▸ REQUIREMENT
Transcribe the full listing below exactly.

Figure record listings
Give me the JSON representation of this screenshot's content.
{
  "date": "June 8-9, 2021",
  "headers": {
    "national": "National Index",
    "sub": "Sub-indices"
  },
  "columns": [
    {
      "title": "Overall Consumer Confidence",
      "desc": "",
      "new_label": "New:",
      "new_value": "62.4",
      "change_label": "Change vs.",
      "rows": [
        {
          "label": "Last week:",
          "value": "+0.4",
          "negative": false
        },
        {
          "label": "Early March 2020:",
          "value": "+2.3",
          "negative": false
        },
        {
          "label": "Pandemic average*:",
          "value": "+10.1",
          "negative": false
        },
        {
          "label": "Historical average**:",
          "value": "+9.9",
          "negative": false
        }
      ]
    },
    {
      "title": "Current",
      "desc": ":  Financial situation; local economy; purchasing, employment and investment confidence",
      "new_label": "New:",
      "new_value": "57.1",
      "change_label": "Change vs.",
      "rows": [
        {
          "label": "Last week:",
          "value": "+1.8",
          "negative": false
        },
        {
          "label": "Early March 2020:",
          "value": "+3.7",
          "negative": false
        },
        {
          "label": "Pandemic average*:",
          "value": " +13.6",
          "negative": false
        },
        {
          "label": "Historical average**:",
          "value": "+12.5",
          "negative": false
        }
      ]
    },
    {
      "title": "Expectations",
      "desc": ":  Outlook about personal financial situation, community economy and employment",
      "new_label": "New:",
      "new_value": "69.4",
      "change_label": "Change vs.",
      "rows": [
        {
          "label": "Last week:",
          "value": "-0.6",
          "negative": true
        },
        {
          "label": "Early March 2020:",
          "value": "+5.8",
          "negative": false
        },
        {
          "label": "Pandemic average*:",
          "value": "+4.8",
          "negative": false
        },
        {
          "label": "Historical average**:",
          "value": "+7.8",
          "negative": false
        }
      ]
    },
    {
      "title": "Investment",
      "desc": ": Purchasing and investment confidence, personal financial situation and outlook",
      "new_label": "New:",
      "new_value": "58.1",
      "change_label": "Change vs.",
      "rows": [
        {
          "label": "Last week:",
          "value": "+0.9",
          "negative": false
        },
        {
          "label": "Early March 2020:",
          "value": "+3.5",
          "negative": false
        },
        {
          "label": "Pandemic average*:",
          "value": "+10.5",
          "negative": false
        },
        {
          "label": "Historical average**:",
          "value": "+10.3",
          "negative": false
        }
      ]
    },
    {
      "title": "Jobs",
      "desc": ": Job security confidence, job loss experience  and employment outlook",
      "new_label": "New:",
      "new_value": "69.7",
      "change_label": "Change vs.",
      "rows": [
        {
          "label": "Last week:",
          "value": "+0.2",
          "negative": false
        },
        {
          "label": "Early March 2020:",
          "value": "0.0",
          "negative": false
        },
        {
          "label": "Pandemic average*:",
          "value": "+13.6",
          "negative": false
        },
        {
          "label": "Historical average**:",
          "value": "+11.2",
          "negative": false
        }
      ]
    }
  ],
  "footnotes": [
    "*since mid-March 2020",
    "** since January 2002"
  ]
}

▸ WRITTEN ANSWER
Give me the JSON representation of this screenshot's content.
{
  "date": "June 8-9, 2021",
  "headers": {
    "national": "National Index",
    "sub": "Sub-indices"
  },
  "columns": [
    {
      "title": "Overall Consumer Confidence",
      "desc": "",
      "new_label": "New:",
      "new_value": "62.4",
      "change_label": "Change vs.",
      "rows": [
        {
          "label": "Last week:",
          "value": "+0.4",
          "negative": false
        },
        {
          "label": "Early March 2020:",
          "value": "+2.3",
          "negative": false
        },
        {
          "label": "Pandemic average*:",
          "value": "+10.1",
          "negative": false
        },
        {
          "label": "Historical average**:",
          "value": "+9.9",
          "negative": false
        }
      ]
    },
    {
      "title": "Current",
      "desc": ":  Financial situation; local economy; purchasing, employment and investment confidence",
      "new_label": "New:",
      "new_value": "57.1",
      "change_label": "Change vs.",
      "rows": [
        {
          "label": "Last week:",
          "value": "+1.8",
          "negative": false
        },
        {
          "label": "Early March 2020:",
          "value": "+3.7",
          "negative": false
        },
        {
          "label": "Pandemic average*:",
          "value": " +13.6",
          "negative": false
        },
        {
          "label": "Historical average**:",
          "value": "+12.5",
          "negative": false
        }
      ]
    },
    {
      "title": "Expectations",
      "desc": ":  Outlook about personal financial situation, community economy and employment",
      "new_label": "New:",
      "new_value": "69.4",
      "change_label": "Change vs.",
      "rows": [
        {
          "label": "Last week:",
          "value": "-0.6",
          "negative": true
        },
        {
          "label": "Early March 2020:",
          "value": "+5.8",
          "negative": false
        },
        {
          "label": "Pandemic average*:",
          "value": "+4.8",
          "negative": false
        },
        {
          "label": "Historical average**:",
          "value": "+7.8",
          "negative": false
        }
      ]
    },
    {
      "title": "Investment",
      "desc": ": Purchasing and investment confidence, personal financial situation and outlook",
      "new_label": "New:",
      "new_value": "58.1",
      "change_label": "Change vs.",
      "rows": [
        {
          "label": "Last week:",
          "value": "+0.9",
          "negative": false
        },
        {
          "label": "Early March 2020:",
          "value": "+3.5",
          "negative": false
        },
        {
          "label": "Pandemic average*:",
          "value": "+10.5",
          "negative": false
        },
        {
          "label": "Historical average**:",
          "value": "+10.3",
          "negative": false
        }
      ]
    },
    {
      "title": "Jobs",
      "desc": ": Job security confidence, job loss experience  and employment outlook",
      "new_label": "New:",
      "new_value": "69.7",
      "change_label": "Change vs.",
      "rows": [
        {
          "label": "Last week:",
          "value": "+0.2",
          "negative": false
        },
        {
          "label": "Early March 2020:",
          "value": "0.0",
          "negative": false
        },
        {
          "label": "Pandemic average*:",
          "value": "+13.6",
          "negative": false
        },
        {
          "label": "Historical average**:",
          "value": "+11.2",
          "negative": false
        }
      ]
    }
  ],
  "footnotes": [
    "*since mid-March 2020",
    "** since January 2002"
  ]
}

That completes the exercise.